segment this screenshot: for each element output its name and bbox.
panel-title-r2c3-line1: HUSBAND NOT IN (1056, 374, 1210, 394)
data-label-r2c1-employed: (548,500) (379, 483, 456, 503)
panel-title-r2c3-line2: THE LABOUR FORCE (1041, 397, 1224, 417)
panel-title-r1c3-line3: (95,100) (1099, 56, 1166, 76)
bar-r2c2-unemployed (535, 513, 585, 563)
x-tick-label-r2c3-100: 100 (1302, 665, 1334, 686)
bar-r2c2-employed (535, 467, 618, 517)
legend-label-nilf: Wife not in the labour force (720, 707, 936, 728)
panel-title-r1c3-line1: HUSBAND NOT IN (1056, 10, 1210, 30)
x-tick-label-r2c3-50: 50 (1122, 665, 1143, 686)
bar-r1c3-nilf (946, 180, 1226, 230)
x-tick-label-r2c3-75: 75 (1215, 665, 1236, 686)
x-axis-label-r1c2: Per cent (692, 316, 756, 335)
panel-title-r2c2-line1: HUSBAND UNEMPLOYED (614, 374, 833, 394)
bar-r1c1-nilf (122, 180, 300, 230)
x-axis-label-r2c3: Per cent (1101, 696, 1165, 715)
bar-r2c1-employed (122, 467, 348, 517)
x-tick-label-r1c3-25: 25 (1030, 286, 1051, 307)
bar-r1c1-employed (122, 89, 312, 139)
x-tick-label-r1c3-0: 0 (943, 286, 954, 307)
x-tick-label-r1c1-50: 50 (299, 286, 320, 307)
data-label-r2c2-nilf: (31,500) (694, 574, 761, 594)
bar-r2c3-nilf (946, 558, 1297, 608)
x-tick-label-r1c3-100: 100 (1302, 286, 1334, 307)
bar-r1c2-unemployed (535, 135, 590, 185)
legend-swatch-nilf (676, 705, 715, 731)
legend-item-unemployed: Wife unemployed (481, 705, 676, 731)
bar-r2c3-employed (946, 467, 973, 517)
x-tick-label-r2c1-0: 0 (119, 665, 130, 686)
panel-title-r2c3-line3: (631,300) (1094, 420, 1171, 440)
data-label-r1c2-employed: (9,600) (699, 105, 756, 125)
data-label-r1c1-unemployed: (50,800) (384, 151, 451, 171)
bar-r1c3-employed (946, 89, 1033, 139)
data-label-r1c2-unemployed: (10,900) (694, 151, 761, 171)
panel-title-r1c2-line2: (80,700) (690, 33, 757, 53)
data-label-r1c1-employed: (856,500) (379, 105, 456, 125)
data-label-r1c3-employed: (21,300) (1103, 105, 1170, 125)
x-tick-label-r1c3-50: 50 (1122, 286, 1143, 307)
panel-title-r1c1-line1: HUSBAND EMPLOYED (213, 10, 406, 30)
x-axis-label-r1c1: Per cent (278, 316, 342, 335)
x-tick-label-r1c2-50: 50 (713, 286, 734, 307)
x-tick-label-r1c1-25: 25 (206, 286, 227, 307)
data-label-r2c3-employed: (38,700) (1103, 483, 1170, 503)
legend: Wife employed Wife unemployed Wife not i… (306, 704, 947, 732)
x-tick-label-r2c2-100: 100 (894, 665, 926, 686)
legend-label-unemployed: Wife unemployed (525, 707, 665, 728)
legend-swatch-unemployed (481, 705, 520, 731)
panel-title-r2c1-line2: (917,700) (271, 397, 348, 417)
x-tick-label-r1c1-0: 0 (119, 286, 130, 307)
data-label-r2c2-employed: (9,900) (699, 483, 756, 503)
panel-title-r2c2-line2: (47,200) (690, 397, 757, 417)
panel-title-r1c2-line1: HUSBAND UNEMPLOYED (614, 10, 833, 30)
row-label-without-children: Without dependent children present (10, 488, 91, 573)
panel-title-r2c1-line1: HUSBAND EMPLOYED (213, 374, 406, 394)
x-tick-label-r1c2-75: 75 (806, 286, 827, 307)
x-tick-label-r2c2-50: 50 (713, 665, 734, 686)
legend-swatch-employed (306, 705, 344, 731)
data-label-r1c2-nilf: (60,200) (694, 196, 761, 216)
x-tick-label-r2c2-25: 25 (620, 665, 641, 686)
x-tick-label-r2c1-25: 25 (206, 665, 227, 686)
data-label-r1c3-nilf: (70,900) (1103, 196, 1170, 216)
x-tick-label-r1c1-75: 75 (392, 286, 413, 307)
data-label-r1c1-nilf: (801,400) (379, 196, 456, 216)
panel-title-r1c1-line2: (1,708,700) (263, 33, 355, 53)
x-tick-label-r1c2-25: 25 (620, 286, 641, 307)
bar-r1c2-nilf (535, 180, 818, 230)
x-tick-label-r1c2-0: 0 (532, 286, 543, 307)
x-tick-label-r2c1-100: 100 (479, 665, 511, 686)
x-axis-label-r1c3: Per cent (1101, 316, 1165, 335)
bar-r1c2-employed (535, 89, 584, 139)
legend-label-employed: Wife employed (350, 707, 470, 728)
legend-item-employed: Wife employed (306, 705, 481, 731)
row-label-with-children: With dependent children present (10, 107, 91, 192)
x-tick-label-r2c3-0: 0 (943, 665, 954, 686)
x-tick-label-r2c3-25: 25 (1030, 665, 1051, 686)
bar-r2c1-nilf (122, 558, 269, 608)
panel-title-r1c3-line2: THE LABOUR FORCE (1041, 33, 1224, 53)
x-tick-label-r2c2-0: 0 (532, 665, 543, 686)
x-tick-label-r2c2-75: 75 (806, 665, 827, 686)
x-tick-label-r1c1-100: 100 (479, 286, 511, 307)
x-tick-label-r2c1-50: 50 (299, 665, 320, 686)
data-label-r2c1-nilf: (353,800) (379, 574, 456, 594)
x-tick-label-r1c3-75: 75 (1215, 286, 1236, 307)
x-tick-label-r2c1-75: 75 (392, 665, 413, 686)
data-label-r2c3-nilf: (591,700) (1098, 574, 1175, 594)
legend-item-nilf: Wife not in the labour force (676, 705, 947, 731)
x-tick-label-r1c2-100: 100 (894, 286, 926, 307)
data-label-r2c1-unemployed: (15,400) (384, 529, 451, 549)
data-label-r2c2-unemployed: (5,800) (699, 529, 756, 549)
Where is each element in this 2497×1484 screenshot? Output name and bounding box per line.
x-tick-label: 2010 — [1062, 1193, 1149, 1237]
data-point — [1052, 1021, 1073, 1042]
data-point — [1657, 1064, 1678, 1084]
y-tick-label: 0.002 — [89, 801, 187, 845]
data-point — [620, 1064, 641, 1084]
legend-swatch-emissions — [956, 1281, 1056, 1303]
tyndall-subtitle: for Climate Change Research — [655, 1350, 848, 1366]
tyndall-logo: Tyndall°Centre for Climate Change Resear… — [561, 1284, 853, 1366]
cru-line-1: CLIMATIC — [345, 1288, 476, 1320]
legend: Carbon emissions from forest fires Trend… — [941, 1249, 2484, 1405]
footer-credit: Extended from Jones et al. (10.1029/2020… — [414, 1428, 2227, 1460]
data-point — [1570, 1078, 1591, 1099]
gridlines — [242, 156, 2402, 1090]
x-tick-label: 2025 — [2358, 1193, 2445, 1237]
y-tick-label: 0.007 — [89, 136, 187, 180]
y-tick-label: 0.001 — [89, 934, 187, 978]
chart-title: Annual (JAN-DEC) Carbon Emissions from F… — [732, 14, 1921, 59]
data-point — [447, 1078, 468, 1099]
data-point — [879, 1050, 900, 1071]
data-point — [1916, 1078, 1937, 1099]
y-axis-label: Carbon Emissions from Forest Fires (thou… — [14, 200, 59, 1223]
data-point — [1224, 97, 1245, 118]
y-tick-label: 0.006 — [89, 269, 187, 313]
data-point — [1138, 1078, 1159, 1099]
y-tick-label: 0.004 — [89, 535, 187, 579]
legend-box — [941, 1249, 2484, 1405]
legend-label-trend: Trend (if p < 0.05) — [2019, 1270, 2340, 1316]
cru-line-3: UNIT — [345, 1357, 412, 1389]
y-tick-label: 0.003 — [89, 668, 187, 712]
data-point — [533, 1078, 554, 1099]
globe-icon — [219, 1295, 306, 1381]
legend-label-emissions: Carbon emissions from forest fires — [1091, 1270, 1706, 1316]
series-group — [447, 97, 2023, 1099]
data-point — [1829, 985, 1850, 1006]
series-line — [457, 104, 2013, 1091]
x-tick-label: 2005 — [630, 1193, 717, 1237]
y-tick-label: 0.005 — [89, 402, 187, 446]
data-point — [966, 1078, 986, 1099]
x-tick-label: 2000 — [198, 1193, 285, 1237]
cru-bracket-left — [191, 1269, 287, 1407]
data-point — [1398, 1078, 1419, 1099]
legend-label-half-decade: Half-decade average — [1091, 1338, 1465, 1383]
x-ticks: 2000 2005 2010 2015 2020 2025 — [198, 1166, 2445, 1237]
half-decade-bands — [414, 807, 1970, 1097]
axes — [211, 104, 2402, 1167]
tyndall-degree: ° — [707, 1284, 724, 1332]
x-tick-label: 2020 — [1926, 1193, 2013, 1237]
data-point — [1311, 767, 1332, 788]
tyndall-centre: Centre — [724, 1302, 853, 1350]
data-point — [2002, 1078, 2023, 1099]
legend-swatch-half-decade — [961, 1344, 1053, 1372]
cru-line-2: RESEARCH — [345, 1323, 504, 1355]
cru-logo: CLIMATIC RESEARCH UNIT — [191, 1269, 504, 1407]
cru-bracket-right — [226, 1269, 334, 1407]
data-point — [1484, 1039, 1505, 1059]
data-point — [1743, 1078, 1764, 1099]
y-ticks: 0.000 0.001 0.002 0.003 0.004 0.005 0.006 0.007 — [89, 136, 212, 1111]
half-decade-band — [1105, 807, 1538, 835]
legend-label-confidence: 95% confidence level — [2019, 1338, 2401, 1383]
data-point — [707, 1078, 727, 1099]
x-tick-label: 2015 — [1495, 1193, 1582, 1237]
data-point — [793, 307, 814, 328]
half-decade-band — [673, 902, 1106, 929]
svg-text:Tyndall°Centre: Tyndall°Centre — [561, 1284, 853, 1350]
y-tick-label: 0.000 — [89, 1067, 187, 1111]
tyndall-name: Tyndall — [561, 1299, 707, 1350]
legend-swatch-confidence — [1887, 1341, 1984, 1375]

════════════════

## To be done
Please copy out the rows above word for word, starting with the first row and ending with the row that contains "data-label-r1c1-unemployed: (50,800) (384, 151, 451, 171)", both included.

## Written response
segment this screenshot: for each element output its name and bbox.
panel-title-r2c3-line1: HUSBAND NOT IN (1056, 374, 1210, 394)
data-label-r2c1-employed: (548,500) (379, 483, 456, 503)
panel-title-r2c3-line2: THE LABOUR FORCE (1041, 397, 1224, 417)
panel-title-r1c3-line3: (95,100) (1099, 56, 1166, 76)
bar-r2c2-unemployed (535, 513, 585, 563)
x-tick-label-r2c3-100: 100 (1302, 665, 1334, 686)
bar-r2c2-employed (535, 467, 618, 517)
legend-label-nilf: Wife not in the labour force (720, 707, 936, 728)
panel-title-r1c3-line1: HUSBAND NOT IN (1056, 10, 1210, 30)
x-tick-label-r2c3-50: 50 (1122, 665, 1143, 686)
bar-r1c3-nilf (946, 180, 1226, 230)
x-tick-label-r2c3-75: 75 (1215, 665, 1236, 686)
x-axis-label-r1c2: Per cent (692, 316, 756, 335)
panel-title-r2c2-line1: HUSBAND UNEMPLOYED (614, 374, 833, 394)
bar-r1c1-nilf (122, 180, 300, 230)
x-axis-label-r2c3: Per cent (1101, 696, 1165, 715)
bar-r2c1-employed (122, 467, 348, 517)
x-tick-label-r1c3-25: 25 (1030, 286, 1051, 307)
bar-r1c1-employed (122, 89, 312, 139)
x-tick-label-r1c3-0: 0 (943, 286, 954, 307)
x-tick-label-r1c1-50: 50 (299, 286, 320, 307)
data-label-r2c2-nilf: (31,500) (694, 574, 761, 594)
bar-r2c3-nilf (946, 558, 1297, 608)
x-tick-label-r1c3-100: 100 (1302, 286, 1334, 307)
bar-r1c2-unemployed (535, 135, 590, 185)
legend-swatch-nilf (676, 705, 715, 731)
legend-item-unemployed: Wife unemployed (481, 705, 676, 731)
bar-r2c3-employed (946, 467, 973, 517)
x-tick-label-r2c1-0: 0 (119, 665, 130, 686)
panel-title-r2c3-line3: (631,300) (1094, 420, 1171, 440)
data-label-r1c2-employed: (9,600) (699, 105, 756, 125)
data-label-r1c1-unemployed: (50,800) (384, 151, 451, 171)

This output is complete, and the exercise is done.